**Stored data**
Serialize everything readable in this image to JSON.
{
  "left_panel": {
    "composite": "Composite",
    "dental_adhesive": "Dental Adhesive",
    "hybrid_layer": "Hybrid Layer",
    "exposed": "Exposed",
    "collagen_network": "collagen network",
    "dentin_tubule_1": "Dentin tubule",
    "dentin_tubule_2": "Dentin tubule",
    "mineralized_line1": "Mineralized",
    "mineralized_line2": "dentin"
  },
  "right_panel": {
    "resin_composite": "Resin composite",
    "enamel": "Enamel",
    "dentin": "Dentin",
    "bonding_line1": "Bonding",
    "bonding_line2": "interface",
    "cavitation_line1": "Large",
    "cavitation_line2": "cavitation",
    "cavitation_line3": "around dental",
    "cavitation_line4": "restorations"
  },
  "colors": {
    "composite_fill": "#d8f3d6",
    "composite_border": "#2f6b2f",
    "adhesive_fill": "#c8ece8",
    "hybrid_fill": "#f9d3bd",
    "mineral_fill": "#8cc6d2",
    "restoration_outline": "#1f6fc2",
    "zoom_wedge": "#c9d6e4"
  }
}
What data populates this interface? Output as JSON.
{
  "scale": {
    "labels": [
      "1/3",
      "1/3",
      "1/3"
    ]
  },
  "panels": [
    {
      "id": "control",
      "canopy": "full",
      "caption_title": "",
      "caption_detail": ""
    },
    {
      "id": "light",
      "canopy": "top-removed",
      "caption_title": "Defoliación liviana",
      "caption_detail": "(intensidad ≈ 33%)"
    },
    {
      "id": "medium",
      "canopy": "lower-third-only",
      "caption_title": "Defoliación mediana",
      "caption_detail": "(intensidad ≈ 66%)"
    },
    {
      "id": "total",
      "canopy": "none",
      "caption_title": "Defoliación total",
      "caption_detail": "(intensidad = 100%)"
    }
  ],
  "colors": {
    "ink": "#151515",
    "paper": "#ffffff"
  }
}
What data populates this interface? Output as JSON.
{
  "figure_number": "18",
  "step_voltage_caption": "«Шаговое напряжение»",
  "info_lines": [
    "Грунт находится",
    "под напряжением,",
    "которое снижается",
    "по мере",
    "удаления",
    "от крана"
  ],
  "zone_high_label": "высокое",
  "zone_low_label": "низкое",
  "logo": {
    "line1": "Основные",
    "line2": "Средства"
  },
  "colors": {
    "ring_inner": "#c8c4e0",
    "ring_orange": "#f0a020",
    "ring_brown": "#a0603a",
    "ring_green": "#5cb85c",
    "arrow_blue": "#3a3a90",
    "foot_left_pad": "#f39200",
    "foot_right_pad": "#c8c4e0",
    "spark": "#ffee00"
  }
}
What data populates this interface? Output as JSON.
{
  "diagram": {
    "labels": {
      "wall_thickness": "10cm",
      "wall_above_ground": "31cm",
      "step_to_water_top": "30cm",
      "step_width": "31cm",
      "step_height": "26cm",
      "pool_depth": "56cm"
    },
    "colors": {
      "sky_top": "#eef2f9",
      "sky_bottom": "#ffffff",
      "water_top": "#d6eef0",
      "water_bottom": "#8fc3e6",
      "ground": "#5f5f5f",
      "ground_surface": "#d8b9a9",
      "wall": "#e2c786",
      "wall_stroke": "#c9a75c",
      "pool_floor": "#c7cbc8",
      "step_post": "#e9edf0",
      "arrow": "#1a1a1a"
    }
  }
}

**What you have to do**
Report only the count of lines that include the string "tubule".

**Full answer**
2